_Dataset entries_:
========================

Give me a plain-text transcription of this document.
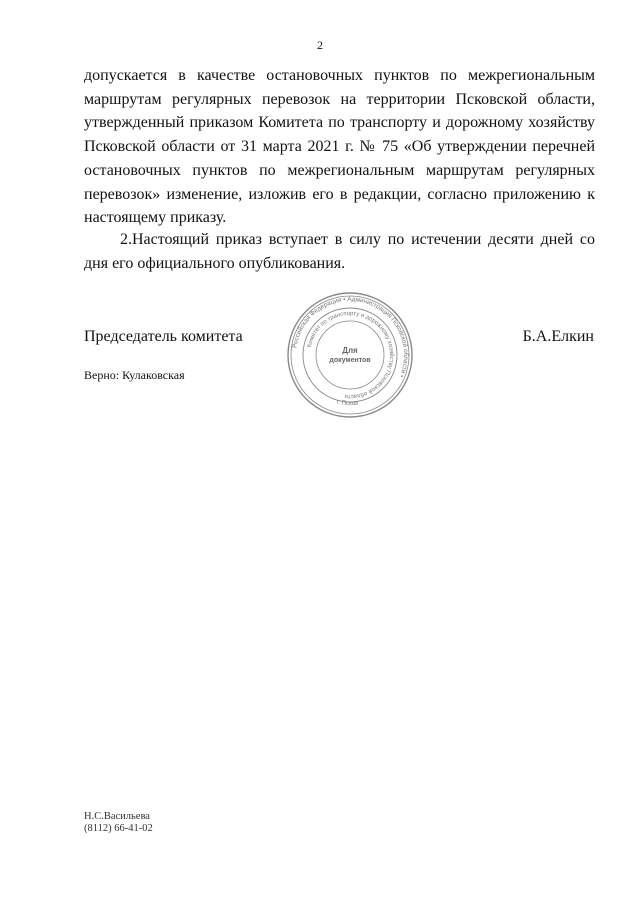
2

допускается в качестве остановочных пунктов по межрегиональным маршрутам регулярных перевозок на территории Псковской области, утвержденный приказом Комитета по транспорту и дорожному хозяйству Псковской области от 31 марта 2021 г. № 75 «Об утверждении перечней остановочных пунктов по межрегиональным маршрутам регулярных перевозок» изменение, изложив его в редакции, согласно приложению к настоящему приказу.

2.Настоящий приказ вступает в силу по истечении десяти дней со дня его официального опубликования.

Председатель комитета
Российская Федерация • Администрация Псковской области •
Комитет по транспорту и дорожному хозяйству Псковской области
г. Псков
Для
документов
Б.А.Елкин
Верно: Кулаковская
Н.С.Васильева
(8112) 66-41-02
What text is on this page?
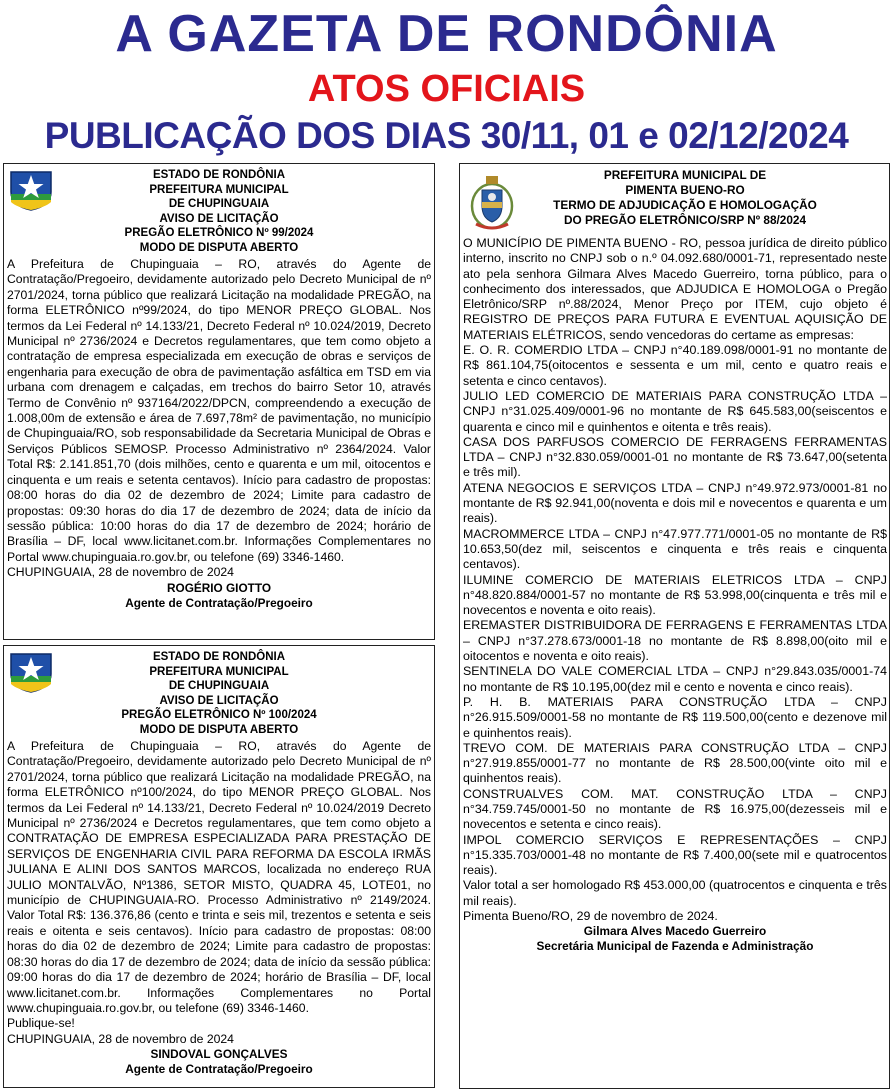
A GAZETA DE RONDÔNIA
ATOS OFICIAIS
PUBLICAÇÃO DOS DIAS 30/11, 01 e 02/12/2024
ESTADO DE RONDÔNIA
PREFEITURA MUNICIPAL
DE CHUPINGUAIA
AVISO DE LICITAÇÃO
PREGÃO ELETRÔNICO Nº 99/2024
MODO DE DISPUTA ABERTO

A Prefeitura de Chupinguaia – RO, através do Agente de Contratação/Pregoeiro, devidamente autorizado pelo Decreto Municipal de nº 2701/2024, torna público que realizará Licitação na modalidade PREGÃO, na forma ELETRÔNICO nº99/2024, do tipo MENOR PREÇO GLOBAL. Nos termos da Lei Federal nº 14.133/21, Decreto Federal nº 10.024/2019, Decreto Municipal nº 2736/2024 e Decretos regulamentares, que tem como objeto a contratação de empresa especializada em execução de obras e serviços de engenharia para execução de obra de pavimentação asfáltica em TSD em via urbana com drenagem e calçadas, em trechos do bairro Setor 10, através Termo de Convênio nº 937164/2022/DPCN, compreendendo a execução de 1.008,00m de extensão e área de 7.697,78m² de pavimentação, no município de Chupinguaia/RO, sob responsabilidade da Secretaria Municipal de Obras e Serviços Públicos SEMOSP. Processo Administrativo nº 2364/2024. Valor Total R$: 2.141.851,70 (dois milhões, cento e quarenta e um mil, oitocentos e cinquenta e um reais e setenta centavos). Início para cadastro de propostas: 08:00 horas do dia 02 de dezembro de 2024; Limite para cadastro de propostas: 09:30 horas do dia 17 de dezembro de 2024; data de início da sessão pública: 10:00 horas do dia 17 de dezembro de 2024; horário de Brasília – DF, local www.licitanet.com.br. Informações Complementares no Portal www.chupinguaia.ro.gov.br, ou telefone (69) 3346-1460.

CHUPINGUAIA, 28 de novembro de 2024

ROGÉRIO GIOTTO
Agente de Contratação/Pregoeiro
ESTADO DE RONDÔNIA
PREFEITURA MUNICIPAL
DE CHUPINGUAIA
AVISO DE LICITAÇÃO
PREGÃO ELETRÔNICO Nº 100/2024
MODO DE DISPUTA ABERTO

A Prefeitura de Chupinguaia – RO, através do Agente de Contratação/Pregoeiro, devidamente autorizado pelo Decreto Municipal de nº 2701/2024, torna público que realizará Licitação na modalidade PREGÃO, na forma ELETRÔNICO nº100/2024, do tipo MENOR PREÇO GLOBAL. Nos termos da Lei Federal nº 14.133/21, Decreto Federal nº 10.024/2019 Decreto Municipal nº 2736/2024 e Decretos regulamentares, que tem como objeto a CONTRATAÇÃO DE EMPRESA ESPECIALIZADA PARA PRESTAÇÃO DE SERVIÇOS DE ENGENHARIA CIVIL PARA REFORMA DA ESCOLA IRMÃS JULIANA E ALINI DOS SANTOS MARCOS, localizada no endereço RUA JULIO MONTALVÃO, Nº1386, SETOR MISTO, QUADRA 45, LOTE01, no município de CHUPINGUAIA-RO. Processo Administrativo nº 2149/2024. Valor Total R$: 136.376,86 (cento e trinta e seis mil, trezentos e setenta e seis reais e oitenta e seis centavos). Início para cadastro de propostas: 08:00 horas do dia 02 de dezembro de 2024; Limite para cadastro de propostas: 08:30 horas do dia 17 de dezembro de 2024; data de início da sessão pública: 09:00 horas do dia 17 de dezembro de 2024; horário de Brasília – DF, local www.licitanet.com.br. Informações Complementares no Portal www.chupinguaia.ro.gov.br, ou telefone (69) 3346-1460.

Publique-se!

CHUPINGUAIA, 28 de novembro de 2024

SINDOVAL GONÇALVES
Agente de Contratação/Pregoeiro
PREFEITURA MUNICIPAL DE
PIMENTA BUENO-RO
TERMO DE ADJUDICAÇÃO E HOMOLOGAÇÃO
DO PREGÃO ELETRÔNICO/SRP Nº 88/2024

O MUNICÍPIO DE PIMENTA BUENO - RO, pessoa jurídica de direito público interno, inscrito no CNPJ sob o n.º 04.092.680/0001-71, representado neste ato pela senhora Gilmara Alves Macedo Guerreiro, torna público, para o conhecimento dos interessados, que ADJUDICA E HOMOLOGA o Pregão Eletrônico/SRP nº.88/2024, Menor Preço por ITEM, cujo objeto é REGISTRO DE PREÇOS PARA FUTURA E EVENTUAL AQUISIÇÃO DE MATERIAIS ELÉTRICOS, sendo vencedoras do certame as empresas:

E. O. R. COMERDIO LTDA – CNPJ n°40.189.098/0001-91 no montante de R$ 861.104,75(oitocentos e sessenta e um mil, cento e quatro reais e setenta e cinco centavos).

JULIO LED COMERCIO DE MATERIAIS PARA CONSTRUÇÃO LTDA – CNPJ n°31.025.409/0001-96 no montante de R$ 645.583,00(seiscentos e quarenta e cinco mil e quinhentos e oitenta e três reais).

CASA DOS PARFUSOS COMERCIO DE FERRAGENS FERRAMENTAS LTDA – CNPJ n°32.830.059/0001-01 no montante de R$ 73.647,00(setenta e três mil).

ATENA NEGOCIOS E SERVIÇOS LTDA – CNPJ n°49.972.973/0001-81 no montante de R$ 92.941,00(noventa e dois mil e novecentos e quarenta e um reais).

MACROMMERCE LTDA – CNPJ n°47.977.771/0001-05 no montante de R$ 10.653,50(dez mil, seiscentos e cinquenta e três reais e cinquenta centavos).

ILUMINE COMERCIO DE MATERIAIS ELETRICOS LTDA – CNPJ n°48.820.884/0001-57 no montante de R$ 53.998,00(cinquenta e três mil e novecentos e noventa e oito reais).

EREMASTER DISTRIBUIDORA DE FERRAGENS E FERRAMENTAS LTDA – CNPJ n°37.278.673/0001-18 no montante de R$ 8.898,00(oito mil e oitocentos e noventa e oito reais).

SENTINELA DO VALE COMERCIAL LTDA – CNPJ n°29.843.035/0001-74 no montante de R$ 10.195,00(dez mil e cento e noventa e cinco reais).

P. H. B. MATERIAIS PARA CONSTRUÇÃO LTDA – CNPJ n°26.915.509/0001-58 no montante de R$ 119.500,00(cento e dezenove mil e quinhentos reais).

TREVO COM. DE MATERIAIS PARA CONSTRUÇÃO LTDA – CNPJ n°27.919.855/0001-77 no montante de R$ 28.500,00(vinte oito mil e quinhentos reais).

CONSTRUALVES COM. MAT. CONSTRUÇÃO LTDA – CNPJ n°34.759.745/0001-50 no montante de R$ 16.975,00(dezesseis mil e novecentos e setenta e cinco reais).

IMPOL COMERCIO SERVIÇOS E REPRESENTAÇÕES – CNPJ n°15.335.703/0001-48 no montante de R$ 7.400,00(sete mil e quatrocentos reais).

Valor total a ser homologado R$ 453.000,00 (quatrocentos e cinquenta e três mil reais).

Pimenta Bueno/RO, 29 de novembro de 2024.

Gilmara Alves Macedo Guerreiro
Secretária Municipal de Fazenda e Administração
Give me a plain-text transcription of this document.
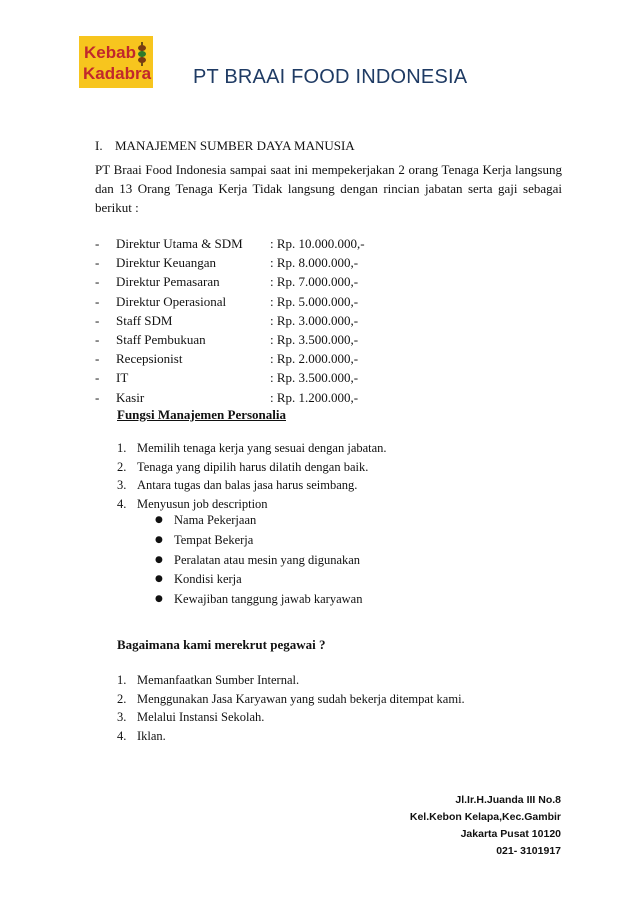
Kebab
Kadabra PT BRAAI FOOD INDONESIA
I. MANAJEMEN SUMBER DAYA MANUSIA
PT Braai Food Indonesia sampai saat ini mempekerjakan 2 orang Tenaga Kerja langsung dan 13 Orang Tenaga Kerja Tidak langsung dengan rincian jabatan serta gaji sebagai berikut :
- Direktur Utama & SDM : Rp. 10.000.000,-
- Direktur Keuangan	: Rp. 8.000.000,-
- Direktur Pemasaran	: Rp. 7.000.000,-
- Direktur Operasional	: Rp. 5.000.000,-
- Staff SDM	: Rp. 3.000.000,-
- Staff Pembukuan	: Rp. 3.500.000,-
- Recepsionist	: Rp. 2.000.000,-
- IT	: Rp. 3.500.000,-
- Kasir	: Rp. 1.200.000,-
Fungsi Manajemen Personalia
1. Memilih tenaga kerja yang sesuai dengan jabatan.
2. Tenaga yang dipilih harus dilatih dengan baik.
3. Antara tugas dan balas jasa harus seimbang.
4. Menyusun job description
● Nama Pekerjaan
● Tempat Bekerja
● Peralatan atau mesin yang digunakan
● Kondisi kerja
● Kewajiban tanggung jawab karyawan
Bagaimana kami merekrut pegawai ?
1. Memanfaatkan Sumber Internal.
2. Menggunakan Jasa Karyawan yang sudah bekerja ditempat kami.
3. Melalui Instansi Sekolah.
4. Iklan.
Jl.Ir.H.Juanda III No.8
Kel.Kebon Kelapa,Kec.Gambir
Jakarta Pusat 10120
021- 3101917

========================

_What is asked_: Pick out and copy every line that contains the word "FERRAMENTAS".

_Solution for this exercise_:
CASA DOS PARFUSOS COMERCIO DE FERRAGENS FERRAMENTAS LTDA – CNPJ n°32.830.059/0001-01 no montante de R$ 73.647,00(setenta e três mil).
EREMASTER DISTRIBUIDORA DE FERRAGENS E FERRAMENTAS LTDA – CNPJ n°37.278.673/0001-18 no montante de R$ 8.898,00(oito mil e oitocentos e noventa e oito reais).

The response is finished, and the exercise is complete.